## Task material
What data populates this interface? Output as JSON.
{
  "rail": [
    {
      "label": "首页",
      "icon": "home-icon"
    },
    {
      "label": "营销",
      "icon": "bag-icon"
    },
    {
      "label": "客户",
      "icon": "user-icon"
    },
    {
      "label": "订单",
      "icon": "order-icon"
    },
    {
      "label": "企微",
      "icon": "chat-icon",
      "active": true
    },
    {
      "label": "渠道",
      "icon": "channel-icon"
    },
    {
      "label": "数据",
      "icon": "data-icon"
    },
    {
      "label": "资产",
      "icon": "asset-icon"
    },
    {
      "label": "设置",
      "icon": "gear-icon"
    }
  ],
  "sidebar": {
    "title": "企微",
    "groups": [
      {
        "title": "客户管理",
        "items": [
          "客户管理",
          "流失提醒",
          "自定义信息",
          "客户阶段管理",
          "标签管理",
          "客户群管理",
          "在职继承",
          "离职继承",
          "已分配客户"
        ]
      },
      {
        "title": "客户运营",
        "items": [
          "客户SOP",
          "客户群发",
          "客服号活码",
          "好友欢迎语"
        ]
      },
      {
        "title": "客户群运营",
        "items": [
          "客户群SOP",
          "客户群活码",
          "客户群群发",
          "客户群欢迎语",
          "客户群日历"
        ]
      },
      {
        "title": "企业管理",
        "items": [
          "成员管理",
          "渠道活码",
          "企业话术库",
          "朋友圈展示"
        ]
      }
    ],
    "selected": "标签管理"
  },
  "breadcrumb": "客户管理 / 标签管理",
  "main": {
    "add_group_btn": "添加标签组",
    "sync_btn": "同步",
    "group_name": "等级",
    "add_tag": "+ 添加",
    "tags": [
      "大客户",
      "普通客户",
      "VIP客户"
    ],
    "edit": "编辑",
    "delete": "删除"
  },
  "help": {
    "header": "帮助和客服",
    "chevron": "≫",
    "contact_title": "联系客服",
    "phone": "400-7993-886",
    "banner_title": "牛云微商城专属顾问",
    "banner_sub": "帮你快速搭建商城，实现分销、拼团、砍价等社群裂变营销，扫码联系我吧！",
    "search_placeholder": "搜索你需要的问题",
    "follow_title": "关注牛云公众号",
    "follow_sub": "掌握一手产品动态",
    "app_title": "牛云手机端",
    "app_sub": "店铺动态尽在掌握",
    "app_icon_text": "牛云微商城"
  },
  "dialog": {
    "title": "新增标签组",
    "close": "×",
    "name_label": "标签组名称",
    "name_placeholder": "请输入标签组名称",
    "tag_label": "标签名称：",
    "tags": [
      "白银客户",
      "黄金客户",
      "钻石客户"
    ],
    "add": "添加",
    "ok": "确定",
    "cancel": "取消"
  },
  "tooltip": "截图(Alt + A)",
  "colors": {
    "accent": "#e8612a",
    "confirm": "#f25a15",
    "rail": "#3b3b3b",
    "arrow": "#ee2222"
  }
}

## Aim of the task
Write out the whole listing again. Match it word for word.

## Expected answer
What data populates this interface? Output as JSON.
{
  "rail": [
    {
      "label": "首页",
      "icon": "home-icon"
    },
    {
      "label": "营销",
      "icon": "bag-icon"
    },
    {
      "label": "客户",
      "icon": "user-icon"
    },
    {
      "label": "订单",
      "icon": "order-icon"
    },
    {
      "label": "企微",
      "icon": "chat-icon",
      "active": true
    },
    {
      "label": "渠道",
      "icon": "channel-icon"
    },
    {
      "label": "数据",
      "icon": "data-icon"
    },
    {
      "label": "资产",
      "icon": "asset-icon"
    },
    {
      "label": "设置",
      "icon": "gear-icon"
    }
  ],
  "sidebar": {
    "title": "企微",
    "groups": [
      {
        "title": "客户管理",
        "items": [
          "客户管理",
          "流失提醒",
          "自定义信息",
          "客户阶段管理",
          "标签管理",
          "客户群管理",
          "在职继承",
          "离职继承",
          "已分配客户"
        ]
      },
      {
        "title": "客户运营",
        "items": [
          "客户SOP",
          "客户群发",
          "客服号活码",
          "好友欢迎语"
        ]
      },
      {
        "title": "客户群运营",
        "items": [
          "客户群SOP",
          "客户群活码",
          "客户群群发",
          "客户群欢迎语",
          "客户群日历"
        ]
      },
      {
        "title": "企业管理",
        "items": [
          "成员管理",
          "渠道活码",
          "企业话术库",
          "朋友圈展示"
        ]
      }
    ],
    "selected": "标签管理"
  },
  "breadcrumb": "客户管理 / 标签管理",
  "main": {
    "add_group_btn": "添加标签组",
    "sync_btn": "同步",
    "group_name": "等级",
    "add_tag": "+ 添加",
    "tags": [
      "大客户",
      "普通客户",
      "VIP客户"
    ],
    "edit": "编辑",
    "delete": "删除"
  },
  "help": {
    "header": "帮助和客服",
    "chevron": "≫",
    "contact_title": "联系客服",
    "phone": "400-7993-886",
    "banner_title": "牛云微商城专属顾问",
    "banner_sub": "帮你快速搭建商城，实现分销、拼团、砍价等社群裂变营销，扫码联系我吧！",
    "search_placeholder": "搜索你需要的问题",
    "follow_title": "关注牛云公众号",
    "follow_sub": "掌握一手产品动态",
    "app_title": "牛云手机端",
    "app_sub": "店铺动态尽在掌握",
    "app_icon_text": "牛云微商城"
  },
  "dialog": {
    "title": "新增标签组",
    "close": "×",
    "name_label": "标签组名称",
    "name_placeholder": "请输入标签组名称",
    "tag_label": "标签名称：",
    "tags": [
      "白银客户",
      "黄金客户",
      "钻石客户"
    ],
    "add": "添加",
    "ok": "确定",
    "cancel": "取消"
  },
  "tooltip": "截图(Alt + A)",
  "colors": {
    "accent": "#e8612a",
    "confirm": "#f25a15",
    "rail": "#3b3b3b",
    "arrow": "#ee2222"
  }
}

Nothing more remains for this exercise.